[AIM 1]:
Answer these questions from the post on social democracy:
(a) What kind of politician does the writer say Jeremy Corbyn was and is?
(b) Which movement, massive before the First World War, dismissed the Parliamentary system altogether?
(c) What does the post give as the idea behind "democratic centralism"?
[AIM 2]: Carry on the post about social democracy from the point where it stops.

** START SOURCE DOCUMENT **

Friday, 9 August 2019

The social democratic moment

Some time ago I tried to point out that, despite the endless barbs being hurled in his direction insisting he was barely disguised Marxist, Trotskyist, Stalinist etc., Jeremy Corbyn was and is a mainstream social democrat. In fact, much more so than other people who proudly ordain themselves social democrats.

This wasn’t in order to denigrate him from a far left perspective. Social democracy, like all political traditions, has flaws but also distinct characteristics that mark it out from other allegedly ‘progressive’ currents such as liberalism. At this moment in British politics, the distinctiveness of social democracy needs to be loudly proclaimed. It isn’t liberalism and if it is drowned in a sickly sea of liberalism, this once-in-a-generation chance to alter the British political system will be lost.

A century ago

Historically, social democracy emerged in the early 20th century as way of advancing the interests of the working class through the Parliamentary system. This was to mark it out from syndicalism – before the First World War a massive movement – which dismissed the Parliamentary system altogether and advocated that workers themselves should democratically control industries and workplaces. This is why the ‘Labour’ party was created – to represent the interests of labour (i.e. workers) in Parliament.

Social democracy also, in time, broke from orthodox Marxism in that it sought immediate improvements in workers’ conditions, rather than waiting for some inevitable collapse of the capitalist system. And it also repudiated Leninist revolutionary socialism. Social democrats upheld the Parliamentary, ‘democratic’ system, fought (fitfully) for universal suffrage, were consciously reformist and rejected ‘democratic centralism’ – the idea that an authentically Leninist (or Trotskyist) political party should work out an agreed line and then rigidly enforce it amongst its membership. In theory, social democratic parties should be democratically run and encourage free and open debate.

** END SOURCE DOCUMENT **
** START SUPPLIED DATA **

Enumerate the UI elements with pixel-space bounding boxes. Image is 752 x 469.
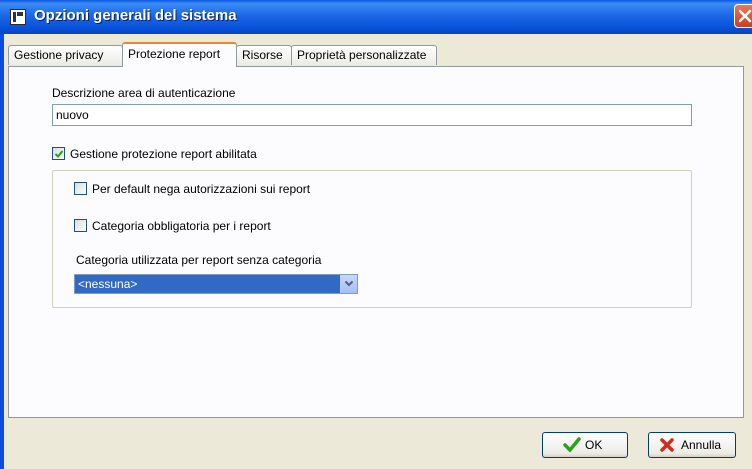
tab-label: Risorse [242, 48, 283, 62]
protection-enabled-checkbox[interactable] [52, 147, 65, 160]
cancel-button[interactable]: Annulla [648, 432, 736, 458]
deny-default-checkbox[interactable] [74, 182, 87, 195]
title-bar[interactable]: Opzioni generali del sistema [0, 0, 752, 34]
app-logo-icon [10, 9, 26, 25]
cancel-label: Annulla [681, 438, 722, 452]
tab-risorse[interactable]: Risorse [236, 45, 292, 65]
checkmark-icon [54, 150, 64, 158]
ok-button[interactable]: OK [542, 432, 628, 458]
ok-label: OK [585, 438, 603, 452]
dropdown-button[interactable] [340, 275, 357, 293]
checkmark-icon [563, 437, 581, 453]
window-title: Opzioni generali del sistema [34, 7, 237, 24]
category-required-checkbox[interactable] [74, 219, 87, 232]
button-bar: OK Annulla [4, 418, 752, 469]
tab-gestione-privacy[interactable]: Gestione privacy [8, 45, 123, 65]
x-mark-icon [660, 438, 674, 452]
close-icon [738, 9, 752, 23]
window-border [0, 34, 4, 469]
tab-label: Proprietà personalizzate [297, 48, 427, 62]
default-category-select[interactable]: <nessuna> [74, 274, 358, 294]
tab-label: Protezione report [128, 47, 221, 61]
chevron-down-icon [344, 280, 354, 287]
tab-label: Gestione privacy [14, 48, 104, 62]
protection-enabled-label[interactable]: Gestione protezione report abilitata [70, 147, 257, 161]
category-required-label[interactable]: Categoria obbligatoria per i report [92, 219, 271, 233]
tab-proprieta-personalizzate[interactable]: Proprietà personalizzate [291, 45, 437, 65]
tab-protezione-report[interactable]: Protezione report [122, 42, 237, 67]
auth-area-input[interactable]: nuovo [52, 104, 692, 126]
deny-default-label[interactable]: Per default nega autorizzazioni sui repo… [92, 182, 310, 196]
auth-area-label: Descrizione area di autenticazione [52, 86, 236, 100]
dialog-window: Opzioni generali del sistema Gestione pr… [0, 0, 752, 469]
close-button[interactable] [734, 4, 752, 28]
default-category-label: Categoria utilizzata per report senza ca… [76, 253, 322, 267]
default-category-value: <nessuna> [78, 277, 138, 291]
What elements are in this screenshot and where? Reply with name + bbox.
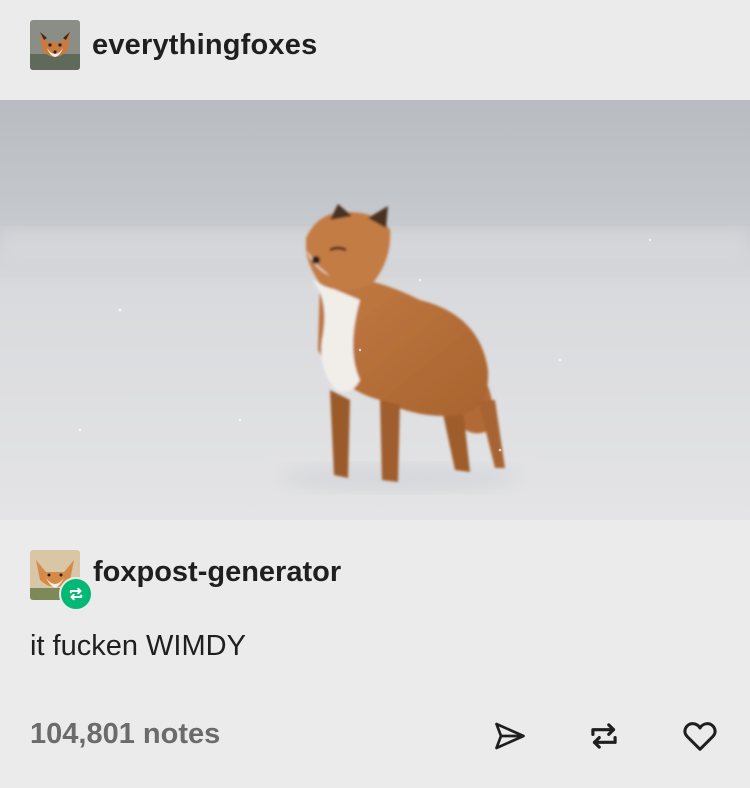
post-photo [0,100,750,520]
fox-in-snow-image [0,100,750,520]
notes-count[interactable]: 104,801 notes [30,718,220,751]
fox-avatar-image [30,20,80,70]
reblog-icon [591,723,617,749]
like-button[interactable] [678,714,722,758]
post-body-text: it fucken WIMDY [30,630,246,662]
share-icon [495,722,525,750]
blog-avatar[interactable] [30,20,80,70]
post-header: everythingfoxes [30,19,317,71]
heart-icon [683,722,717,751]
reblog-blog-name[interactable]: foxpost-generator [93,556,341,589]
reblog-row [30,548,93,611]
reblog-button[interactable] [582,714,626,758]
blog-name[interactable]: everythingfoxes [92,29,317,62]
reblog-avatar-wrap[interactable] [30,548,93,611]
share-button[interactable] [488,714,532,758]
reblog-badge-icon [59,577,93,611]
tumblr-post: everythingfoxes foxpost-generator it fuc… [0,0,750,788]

** END SUPPLIED DATA **

[TASK RESULT 1]:
(a) A mainstream social democrat.
(b) Syndicalism.
(c) An authentically Leninist (or Trotskyist) party should work out an agreed line and then rigidly enforce it among its membership.

[TASK RESULT 2]:
To reiterate, there are flaws within social democracy. The lack of interest in the fate of the capitalist system, or how it is changing, means that social democrats rather blindly assume the state can always be deployed to improve people’s conditions when those conditions also depend on capitalism functioning well. In the context of spiralling climate change, the connection between healthy capitalism and prospering social democracy is a glaring contradiction. Admittedly, social democrats do sometimes envisage life beyond capitalism, a hazy end point called ‘democratic socialism’ which is always seemingly in the distance and evasive of exact definition.

Moreover, the commitment to democratic, Parliamentary means papers over, not just Leninism, but also other forms of democracy as well, such as syndicalist ‘workers’ control’ and democratic councils, or soviets, the directly democratic, face-to-face forms of government that, as pointed out by Hannah Arendt, appear spontaneously in every revolutionary outbreak and aspire to permanence.

After neoliberalism

However, there are also valuable features in social democracy which now need to be brought to the fore. One of these is – or should be – a commitment to class politics and to represent the interests of its class. Whereas in the 1950s and ’60s this class element meant social democracy was fundamentally a conservative force, protecting post-war gains, now – in the aftermath of decades of neoliberalism, privatisation and the privileging of the power of employers over employees –  to be true to itself, it has to be radical.

One instance is collective bargaining. At their height, collective bargaining agreements covered over 80% of workers, but now they apply to just over a fifth of the workforce and less in the private sector. In that they presuppose negotiations with trade unions, they symbolise a recognition of the rights and dignity of labour, in contrast to the current attitude of treating workers like civilians in an occupied country – constantly under suspicion and surveillance. Plans for a resuscitated Ministry of Labour – which will spearhead attempts to revive collective bargaining across the economy – are redolent of Ernest Bevin’s reign as Minister of Labour in the Second World War coalition when for the first time in British history a rough, day-to-day industrial democracy prevailed.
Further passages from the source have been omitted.